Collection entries
-- -- --

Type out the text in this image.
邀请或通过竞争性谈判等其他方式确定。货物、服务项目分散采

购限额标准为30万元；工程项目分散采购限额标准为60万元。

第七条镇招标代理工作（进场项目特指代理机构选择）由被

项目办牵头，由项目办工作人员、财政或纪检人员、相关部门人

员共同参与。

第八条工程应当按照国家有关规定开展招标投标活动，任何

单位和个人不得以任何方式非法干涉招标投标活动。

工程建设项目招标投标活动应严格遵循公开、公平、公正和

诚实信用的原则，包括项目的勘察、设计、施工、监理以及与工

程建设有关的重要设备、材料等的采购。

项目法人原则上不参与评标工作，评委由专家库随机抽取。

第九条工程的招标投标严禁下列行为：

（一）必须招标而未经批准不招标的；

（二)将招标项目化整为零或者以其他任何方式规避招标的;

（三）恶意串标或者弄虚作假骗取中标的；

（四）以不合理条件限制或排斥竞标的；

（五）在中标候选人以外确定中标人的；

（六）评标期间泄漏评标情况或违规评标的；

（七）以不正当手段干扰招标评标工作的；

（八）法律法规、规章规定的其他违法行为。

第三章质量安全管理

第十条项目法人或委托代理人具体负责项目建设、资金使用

-- -- --

Copy every line of the material, please, keeping it exactly the same.

Type out the text in this image.
邀请或通过竞争性谈判等其他方式确定。货物、服务项目分散采

购限额标准为30万元；工程项目分散采购限额标准为60万元。

第七条镇招标代理工作（进场项目特指代理机构选择）由被

项目办牵头，由项目办工作人员、财政或纪检人员、相关部门人

员共同参与。

第八条工程应当按照国家有关规定开展招标投标活动，任何

单位和个人不得以任何方式非法干涉招标投标活动。

工程建设项目招标投标活动应严格遵循公开、公平、公正和

诚实信用的原则，包括项目的勘察、设计、施工、监理以及与工

程建设有关的重要设备、材料等的采购。

项目法人原则上不参与评标工作，评委由专家库随机抽取。

第九条工程的招标投标严禁下列行为：

（一）必须招标而未经批准不招标的；

（二)将招标项目化整为零或者以其他任何方式规避招标的;

（三）恶意串标或者弄虚作假骗取中标的；

（四）以不合理条件限制或排斥竞标的；

（五）在中标候选人以外确定中标人的；

（六）评标期间泄漏评标情况或违规评标的；

（七）以不正当手段干扰招标评标工作的；

（八）法律法规、规章规定的其他违法行为。

第三章质量安全管理

第十条项目法人或委托代理人具体负责项目建设、资金使用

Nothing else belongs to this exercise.